**PROBLEM:**
Lines that contain "this" are to be counted; give only their number.
====== DATA ENTRIES ======
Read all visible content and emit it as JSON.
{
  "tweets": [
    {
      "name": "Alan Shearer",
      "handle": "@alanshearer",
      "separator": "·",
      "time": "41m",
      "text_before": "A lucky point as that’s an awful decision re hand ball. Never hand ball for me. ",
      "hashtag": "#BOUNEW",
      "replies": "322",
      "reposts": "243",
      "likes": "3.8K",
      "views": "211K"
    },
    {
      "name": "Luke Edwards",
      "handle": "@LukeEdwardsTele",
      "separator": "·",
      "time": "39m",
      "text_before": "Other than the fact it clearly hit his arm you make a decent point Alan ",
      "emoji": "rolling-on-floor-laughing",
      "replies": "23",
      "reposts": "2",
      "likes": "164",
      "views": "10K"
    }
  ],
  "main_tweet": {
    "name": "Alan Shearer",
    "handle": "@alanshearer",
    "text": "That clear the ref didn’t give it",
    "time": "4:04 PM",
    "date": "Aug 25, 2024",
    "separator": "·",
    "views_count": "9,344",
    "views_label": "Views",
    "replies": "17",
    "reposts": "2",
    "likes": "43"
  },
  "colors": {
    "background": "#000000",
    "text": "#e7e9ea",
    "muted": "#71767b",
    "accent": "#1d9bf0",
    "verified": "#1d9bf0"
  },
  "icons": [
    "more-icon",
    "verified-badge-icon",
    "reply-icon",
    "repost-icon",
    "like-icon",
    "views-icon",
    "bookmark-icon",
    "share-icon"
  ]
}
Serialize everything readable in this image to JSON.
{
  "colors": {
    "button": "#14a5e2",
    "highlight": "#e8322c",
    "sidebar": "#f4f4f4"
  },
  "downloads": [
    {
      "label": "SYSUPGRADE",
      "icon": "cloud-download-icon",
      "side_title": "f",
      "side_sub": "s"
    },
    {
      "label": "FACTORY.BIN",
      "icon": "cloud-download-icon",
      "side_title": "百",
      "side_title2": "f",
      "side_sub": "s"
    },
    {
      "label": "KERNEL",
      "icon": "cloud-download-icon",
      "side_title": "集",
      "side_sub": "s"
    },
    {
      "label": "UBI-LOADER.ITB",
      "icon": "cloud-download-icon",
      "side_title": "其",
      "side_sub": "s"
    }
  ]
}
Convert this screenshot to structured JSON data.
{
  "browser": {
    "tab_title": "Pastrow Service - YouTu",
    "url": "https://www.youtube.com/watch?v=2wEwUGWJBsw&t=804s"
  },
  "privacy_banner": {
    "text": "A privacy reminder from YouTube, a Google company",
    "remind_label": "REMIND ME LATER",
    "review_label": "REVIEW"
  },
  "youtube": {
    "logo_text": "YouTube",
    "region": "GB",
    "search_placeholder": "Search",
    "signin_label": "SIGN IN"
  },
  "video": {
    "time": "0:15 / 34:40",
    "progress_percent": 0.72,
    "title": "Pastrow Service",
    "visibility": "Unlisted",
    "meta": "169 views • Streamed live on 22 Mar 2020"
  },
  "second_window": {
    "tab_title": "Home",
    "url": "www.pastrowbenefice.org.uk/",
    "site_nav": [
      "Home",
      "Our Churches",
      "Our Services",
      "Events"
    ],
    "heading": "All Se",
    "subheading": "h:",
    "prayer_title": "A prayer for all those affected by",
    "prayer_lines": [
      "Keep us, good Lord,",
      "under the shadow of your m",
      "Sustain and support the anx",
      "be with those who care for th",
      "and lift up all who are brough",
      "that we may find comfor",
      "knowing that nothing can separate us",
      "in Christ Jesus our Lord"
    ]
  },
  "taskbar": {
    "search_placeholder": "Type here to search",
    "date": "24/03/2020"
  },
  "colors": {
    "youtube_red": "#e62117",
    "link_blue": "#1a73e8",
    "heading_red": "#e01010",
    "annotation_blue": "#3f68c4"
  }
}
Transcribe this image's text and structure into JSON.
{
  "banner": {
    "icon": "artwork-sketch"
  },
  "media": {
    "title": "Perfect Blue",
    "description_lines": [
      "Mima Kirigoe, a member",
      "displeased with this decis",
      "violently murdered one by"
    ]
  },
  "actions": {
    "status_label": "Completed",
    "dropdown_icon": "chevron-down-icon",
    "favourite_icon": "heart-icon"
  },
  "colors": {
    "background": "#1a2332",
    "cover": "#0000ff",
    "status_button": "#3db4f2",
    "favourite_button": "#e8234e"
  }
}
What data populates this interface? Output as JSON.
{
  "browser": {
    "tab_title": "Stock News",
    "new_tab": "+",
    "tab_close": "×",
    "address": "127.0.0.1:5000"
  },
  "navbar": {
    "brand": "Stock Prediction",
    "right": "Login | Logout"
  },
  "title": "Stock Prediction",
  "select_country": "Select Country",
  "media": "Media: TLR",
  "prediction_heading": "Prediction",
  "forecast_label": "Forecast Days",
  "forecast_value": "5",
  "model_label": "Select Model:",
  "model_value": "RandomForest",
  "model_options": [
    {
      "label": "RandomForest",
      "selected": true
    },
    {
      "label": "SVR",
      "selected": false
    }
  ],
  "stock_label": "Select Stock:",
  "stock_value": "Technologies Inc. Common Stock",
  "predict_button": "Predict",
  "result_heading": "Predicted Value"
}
======
**SOLVED EXERCISE:**
5